__WORK TO COMPLETE__
Search the data for the word "Study" and copy every line that contains it.

__EXERCISE MATERIAL__
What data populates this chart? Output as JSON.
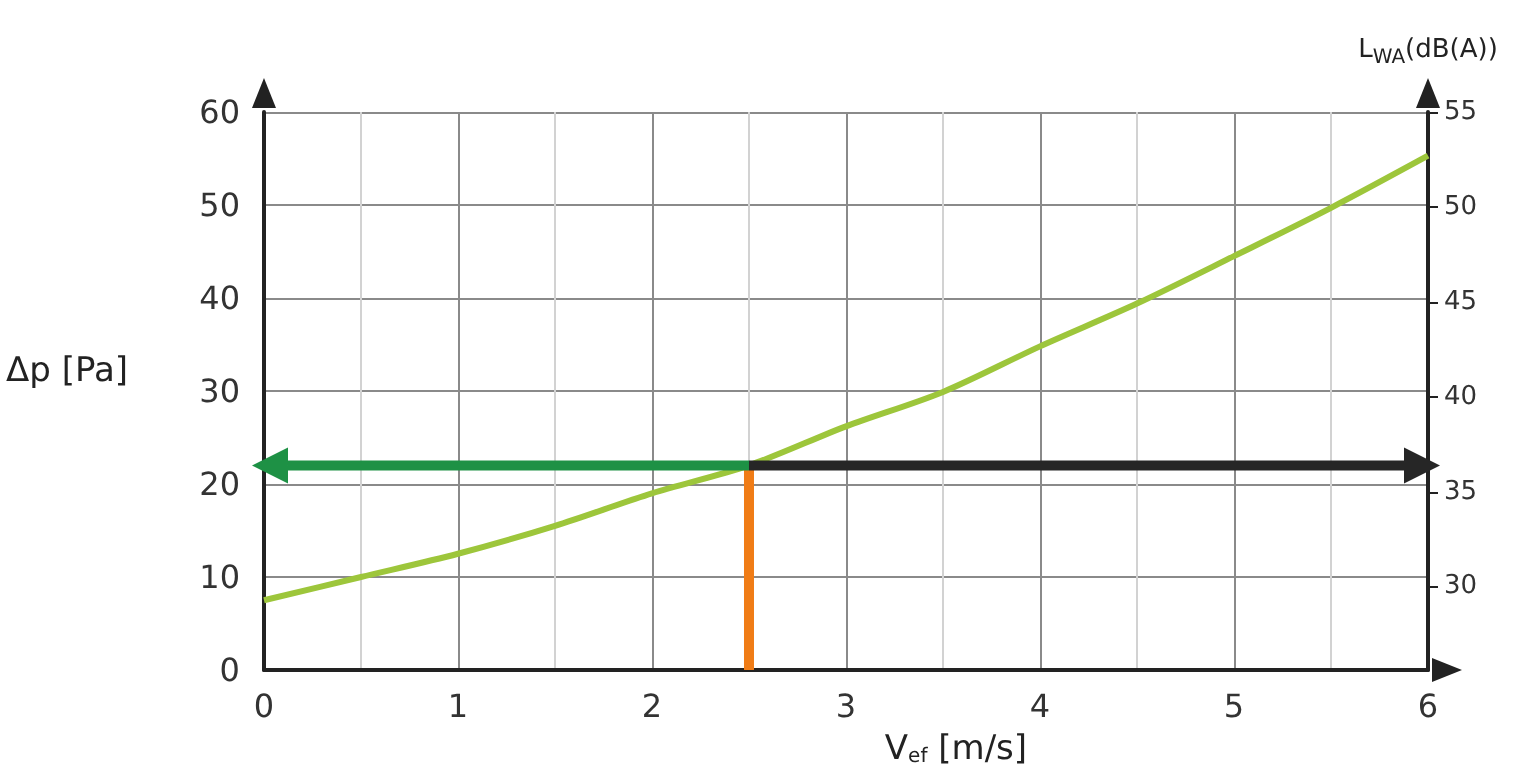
{
  "chart_data": {
    "type": "line",
    "xlabel": "V$_{ef}$ [m/s]",
    "ylabel": "Δp [Pa]",
    "y2label": "L$_{WA}$(dB(A))",
    "xlim": [
      0,
      6
    ],
    "xticks": [
      0,
      1,
      2,
      3,
      4,
      5,
      6
    ],
    "ylim": [
      0,
      60
    ],
    "yticks": [
      0,
      10,
      20,
      30,
      40,
      50,
      60
    ],
    "y2lim": [
      25.6,
      55
    ],
    "y2ticks": [
      30,
      35,
      40,
      45,
      50,
      55
    ],
    "grid": true,
    "marker": "none",
    "line_style": "solid",
    "series": [
      {
        "color": "#9dc63b",
        "x": [
          0,
          0.5,
          1,
          1.5,
          2,
          2.5,
          3,
          3.5,
          4,
          4.5,
          5,
          5.5,
          6
        ],
        "values": [
          7.5,
          10,
          12.5,
          15.5,
          19,
          22,
          26.2,
          29.9,
          34.8,
          39.4,
          44.5,
          49.7,
          55.3
        ]
      },
      {
        "color": "#f07c16",
        "x": [
          2.5,
          2.5
        ],
        "values": [
          0,
          22
        ]
      }
    ]
  }
}
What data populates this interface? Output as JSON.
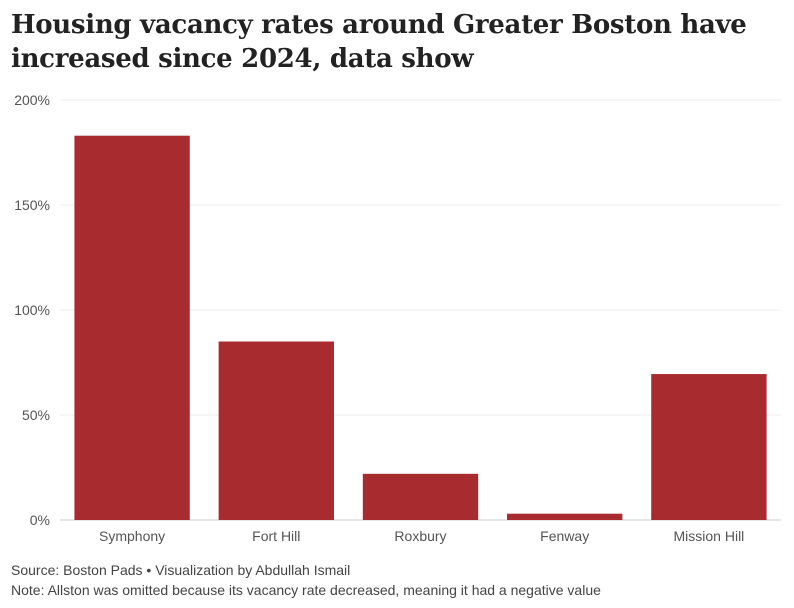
{
  "chart_data": {
    "type": "bar",
    "title": "Housing vacancy rates around Greater Boston have increased since 2024, data show",
    "categories": [
      "Symphony",
      "Fort Hill",
      "Roxbury",
      "Fenway",
      "Mission Hill"
    ],
    "values": [
      183,
      85,
      22,
      3,
      69.5
    ],
    "y_ticks": [
      "0%",
      "50%",
      "100%",
      "150%",
      "200%"
    ],
    "ylim": [
      0,
      200
    ],
    "grid": true,
    "bar_color": "#a82c2f",
    "xlabel": "",
    "ylabel": ""
  },
  "footer": {
    "source": "Source: Boston Pads • Visualization by Abdullah Ismail",
    "note": "Note: Allston was omitted because its vacancy rate decreased, meaning it had a negative value"
  }
}
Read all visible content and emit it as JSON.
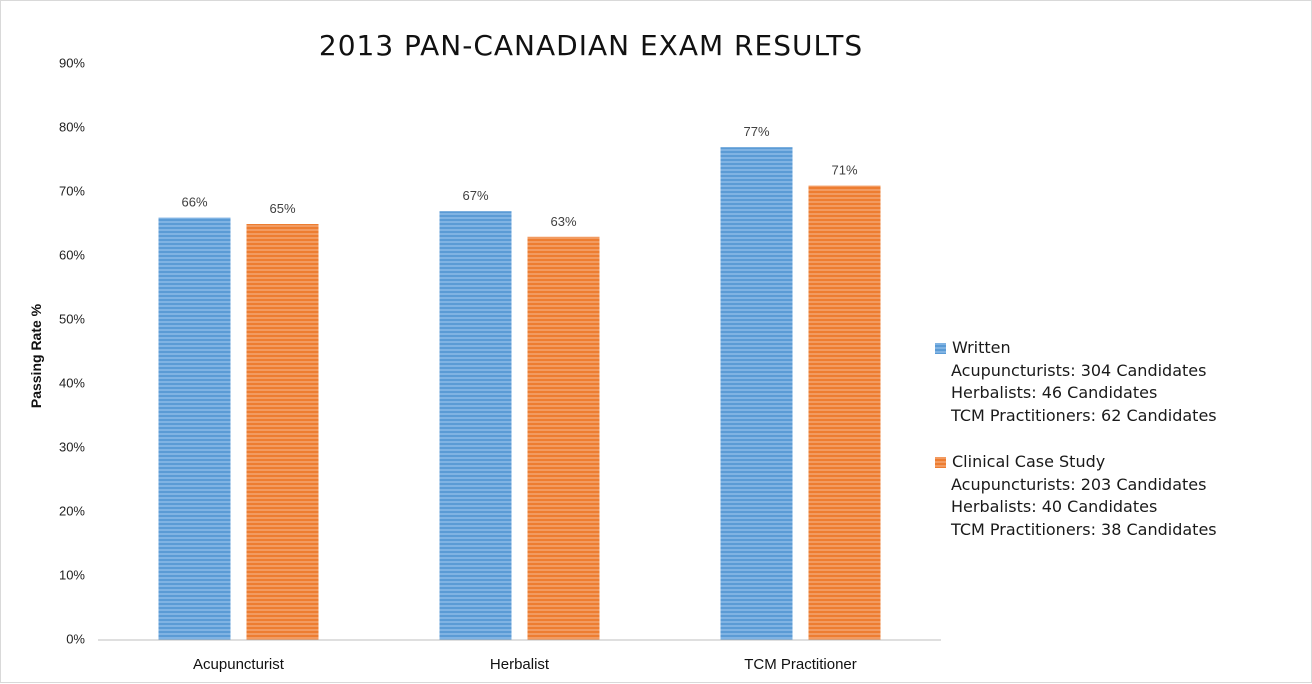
{
  "chart_data": {
    "type": "bar",
    "title": "2013 PAN-CANADIAN EXAM RESULTS",
    "xlabel": "",
    "ylabel": "Passing Rate %",
    "ylim": [
      0,
      90
    ],
    "yticks": [
      "0%",
      "10%",
      "20%",
      "30%",
      "40%",
      "50%",
      "60%",
      "70%",
      "80%",
      "90%"
    ],
    "categories": [
      "Acupuncturist",
      "Herbalist",
      "TCM Practitioner"
    ],
    "series": [
      {
        "name": "Written",
        "values": [
          66,
          67,
          77
        ],
        "labels": [
          "66%",
          "67%",
          "77%"
        ],
        "color": "#5B9BD5"
      },
      {
        "name": "Clinical Case Study",
        "values": [
          65,
          63,
          71
        ],
        "labels": [
          "65%",
          "63%",
          "71%"
        ],
        "color": "#ED7D31"
      }
    ],
    "legend": [
      {
        "label": "Written",
        "color": "#5B9BD5",
        "details": [
          "Acupuncturists: 304 Candidates",
          "Herbalists: 46 Candidates",
          "TCM Practitioners: 62 Candidates"
        ]
      },
      {
        "label": "Clinical Case Study",
        "color": "#ED7D31",
        "details": [
          "Acupuncturists: 203 Candidates",
          "Herbalists: 40 Candidates",
          "TCM Practitioners: 38 Candidates"
        ]
      }
    ],
    "grid": false,
    "legend_position": "right"
  }
}
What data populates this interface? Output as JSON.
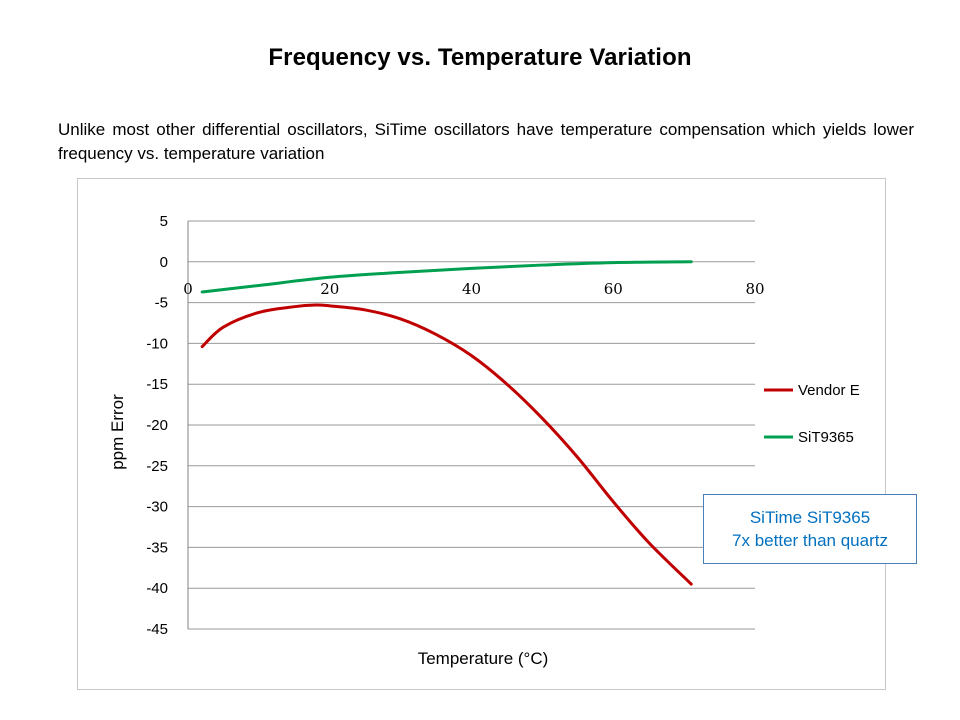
{
  "slide": {
    "title": "Frequency vs. Temperature Variation",
    "subtitle": "Unlike most other differential oscillators, SiTime oscillators have temperature compensation which yields lower frequency vs. temperature  variation"
  },
  "callout": {
    "line1": "SiTime SiT9365",
    "line2": "7x better than quartz"
  },
  "chart_data": {
    "type": "line",
    "title": "",
    "xlabel": "Temperature  (°C)",
    "ylabel": "ppm  Error",
    "xlim": [
      0,
      80
    ],
    "ylim": [
      -45,
      5
    ],
    "xticks": [
      0,
      20,
      40,
      60,
      80
    ],
    "yticks": [
      5,
      0,
      -5,
      -10,
      -15,
      -20,
      -25,
      -30,
      -35,
      -40,
      -45
    ],
    "grid": true,
    "legend_position": "right",
    "series": [
      {
        "name": "Vendor E",
        "color": "#c00000",
        "x": [
          2,
          5,
          10,
          15,
          18,
          20,
          25,
          30,
          35,
          40,
          45,
          50,
          55,
          60,
          65,
          71
        ],
        "y": [
          -10.4,
          -8.0,
          -6.2,
          -5.5,
          -5.3,
          -5.4,
          -5.9,
          -7.0,
          -8.9,
          -11.5,
          -15.0,
          -19.2,
          -24.0,
          -29.4,
          -34.4,
          -39.5
        ]
      },
      {
        "name": "SiT9365",
        "color": "#00a050",
        "x": [
          2,
          10,
          20,
          30,
          40,
          50,
          60,
          71
        ],
        "y": [
          -3.7,
          -2.9,
          -1.9,
          -1.3,
          -0.8,
          -0.4,
          -0.1,
          0.0
        ]
      }
    ]
  }
}
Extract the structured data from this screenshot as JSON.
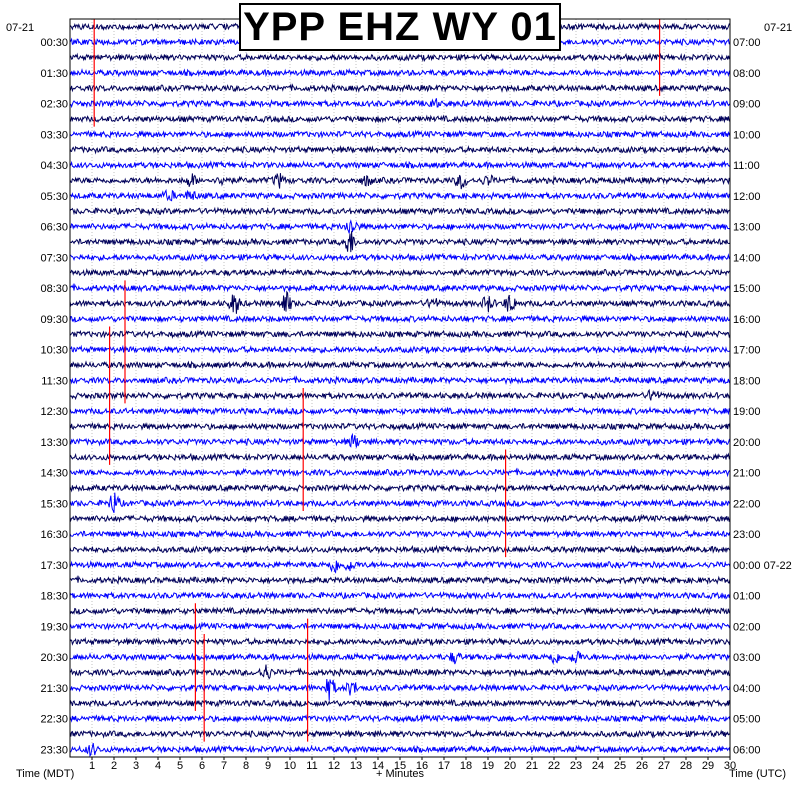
{
  "title": "YPP EHZ WY 01",
  "left_date": "07-21",
  "right_date": "07-21",
  "left_axis_label": "Time (MDT)",
  "right_axis_label": "Time (UTC)",
  "x_axis_label": "+ Minutes",
  "colors": {
    "trace_dark": "#00005a",
    "trace_bright": "#0000ff",
    "pick_marker": "#ff0000",
    "grid": "#9a9a9a",
    "frame": "#000000",
    "background": "#ffffff"
  },
  "chart_data": {
    "type": "heatmap",
    "subtype": "helicorder",
    "title": "YPP EHZ WY 01",
    "xlabel": "+ Minutes",
    "ylabel_left": "Time (MDT)",
    "ylabel_right": "Time (UTC)",
    "xlim": [
      0,
      30
    ],
    "x_ticks": [
      "1",
      "2",
      "3",
      "4",
      "5",
      "6",
      "7",
      "8",
      "9",
      "10",
      "11",
      "12",
      "13",
      "14",
      "15",
      "16",
      "17",
      "18",
      "19",
      "20",
      "21",
      "22",
      "23",
      "24",
      "25",
      "26",
      "27",
      "28",
      "29",
      "30"
    ],
    "line_duration_minutes": 30,
    "line_count": 48,
    "left_tick_labels": [
      "00:30",
      "01:30",
      "02:30",
      "03:30",
      "04:30",
      "05:30",
      "06:30",
      "07:30",
      "08:30",
      "09:30",
      "10:30",
      "11:30",
      "12:30",
      "13:30",
      "14:30",
      "15:30",
      "16:30",
      "17:30",
      "18:30",
      "19:30",
      "20:30",
      "21:30",
      "22:30",
      "23:30"
    ],
    "right_tick_labels": [
      "07:00",
      "08:00",
      "09:00",
      "10:00",
      "11:00",
      "12:00",
      "13:00",
      "14:00",
      "15:00",
      "16:00",
      "17:00",
      "18:00",
      "19:00",
      "20:00",
      "21:00",
      "22:00",
      "23:00",
      "00:00 07-22",
      "01:00",
      "02:00",
      "03:00",
      "04:00",
      "05:00",
      "06:00"
    ],
    "trace_color_cycle": [
      "#00005a",
      "#0000ff",
      "#00005a",
      "#0000ff"
    ],
    "grid": true,
    "events": [
      {
        "line": 5,
        "minute": 16.5,
        "amplitude": 1.6
      },
      {
        "line": 10,
        "minute": 5.5,
        "amplitude": 2.0
      },
      {
        "line": 10,
        "minute": 7.0,
        "amplitude": 1.5
      },
      {
        "line": 10,
        "minute": 9.5,
        "amplitude": 2.2
      },
      {
        "line": 10,
        "minute": 13.5,
        "amplitude": 1.5
      },
      {
        "line": 10,
        "minute": 17.8,
        "amplitude": 2.5
      },
      {
        "line": 10,
        "minute": 19.0,
        "amplitude": 1.5
      },
      {
        "line": 11,
        "minute": 4.5,
        "amplitude": 1.5
      },
      {
        "line": 11,
        "minute": 5.5,
        "amplitude": 1.5
      },
      {
        "line": 13,
        "minute": 12.8,
        "amplitude": 3.0
      },
      {
        "line": 14,
        "minute": 12.7,
        "amplitude": 4.5
      },
      {
        "line": 18,
        "minute": 7.5,
        "amplitude": 3.5
      },
      {
        "line": 18,
        "minute": 9.8,
        "amplitude": 4.0
      },
      {
        "line": 18,
        "minute": 19.0,
        "amplitude": 2.5
      },
      {
        "line": 18,
        "minute": 20.0,
        "amplitude": 3.0
      },
      {
        "line": 18,
        "minute": 16.5,
        "amplitude": 1.8
      },
      {
        "line": 24,
        "minute": 26.5,
        "amplitude": 2.0
      },
      {
        "line": 27,
        "minute": 12.9,
        "amplitude": 2.0
      },
      {
        "line": 31,
        "minute": 2.0,
        "amplitude": 3.5
      },
      {
        "line": 35,
        "minute": 12.0,
        "amplitude": 2.5
      },
      {
        "line": 35,
        "minute": 12.7,
        "amplitude": 1.8
      },
      {
        "line": 41,
        "minute": 17.5,
        "amplitude": 1.7
      },
      {
        "line": 41,
        "minute": 22.0,
        "amplitude": 2.0
      },
      {
        "line": 41,
        "minute": 23.0,
        "amplitude": 2.2
      },
      {
        "line": 42,
        "minute": 8.9,
        "amplitude": 2.5
      },
      {
        "line": 43,
        "minute": 11.8,
        "amplitude": 3.5
      },
      {
        "line": 43,
        "minute": 12.8,
        "amplitude": 2.2
      },
      {
        "line": 47,
        "minute": 1.0,
        "amplitude": 1.8
      }
    ],
    "pick_markers": [
      {
        "minute": 1.1,
        "start_line": 0,
        "end_line": 6
      },
      {
        "minute": 26.8,
        "start_line": 0,
        "end_line": 4
      },
      {
        "minute": 2.5,
        "start_line": 17,
        "end_line": 24
      },
      {
        "minute": 1.8,
        "start_line": 20,
        "end_line": 28
      },
      {
        "minute": 10.6,
        "start_line": 24,
        "end_line": 31
      },
      {
        "minute": 19.8,
        "start_line": 28,
        "end_line": 34
      },
      {
        "minute": 5.7,
        "start_line": 38,
        "end_line": 44
      },
      {
        "minute": 6.1,
        "start_line": 40,
        "end_line": 46
      },
      {
        "minute": 10.8,
        "start_line": 39,
        "end_line": 46
      }
    ]
  }
}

__FULL ANSWER__
        "name": "Clinical Case Study",
        "label": "Clinical Case Study",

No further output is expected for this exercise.